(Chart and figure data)
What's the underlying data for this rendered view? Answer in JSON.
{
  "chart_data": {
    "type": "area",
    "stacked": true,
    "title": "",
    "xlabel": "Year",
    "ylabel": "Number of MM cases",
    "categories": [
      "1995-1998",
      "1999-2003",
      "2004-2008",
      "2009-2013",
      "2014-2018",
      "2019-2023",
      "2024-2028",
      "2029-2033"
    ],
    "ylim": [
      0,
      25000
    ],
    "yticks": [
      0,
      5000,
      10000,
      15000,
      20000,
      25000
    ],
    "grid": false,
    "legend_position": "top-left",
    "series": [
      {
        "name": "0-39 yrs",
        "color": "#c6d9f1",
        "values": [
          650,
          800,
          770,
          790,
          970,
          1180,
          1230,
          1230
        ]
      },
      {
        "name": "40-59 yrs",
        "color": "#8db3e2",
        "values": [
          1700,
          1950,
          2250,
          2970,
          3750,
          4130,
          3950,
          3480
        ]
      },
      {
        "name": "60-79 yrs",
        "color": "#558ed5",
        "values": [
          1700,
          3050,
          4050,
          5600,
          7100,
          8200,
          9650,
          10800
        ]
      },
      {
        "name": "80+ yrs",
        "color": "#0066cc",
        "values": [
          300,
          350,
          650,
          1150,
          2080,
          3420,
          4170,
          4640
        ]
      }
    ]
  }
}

> Stated task:
Copy each line of the data above without altering a single character.

> Output of the exercise:
What's the underlying data for this rendered view? Answer in JSON.
{
  "chart_data": {
    "type": "area",
    "stacked": true,
    "title": "",
    "xlabel": "Year",
    "ylabel": "Number of MM cases",
    "categories": [
      "1995-1998",
      "1999-2003",
      "2004-2008",
      "2009-2013",
      "2014-2018",
      "2019-2023",
      "2024-2028",
      "2029-2033"
    ],
    "ylim": [
      0,
      25000
    ],
    "yticks": [
      0,
      5000,
      10000,
      15000,
      20000,
      25000
    ],
    "grid": false,
    "legend_position": "top-left",
    "series": [
      {
        "name": "0-39 yrs",
        "color": "#c6d9f1",
        "values": [
          650,
          800,
          770,
          790,
          970,
          1180,
          1230,
          1230
        ]
      },
      {
        "name": "40-59 yrs",
        "color": "#8db3e2",
        "values": [
          1700,
          1950,
          2250,
          2970,
          3750,
          4130,
          3950,
          3480
        ]
      },
      {
        "name": "60-79 yrs",
        "color": "#558ed5",
        "values": [
          1700,
          3050,
          4050,
          5600,
          7100,
          8200,
          9650,
          10800
        ]
      },
      {
        "name": "80+ yrs",
        "color": "#0066cc",
        "values": [
          300,
          350,
          650,
          1150,
          2080,
          3420,
          4170,
          4640
        ]
      }
    ]
  }
}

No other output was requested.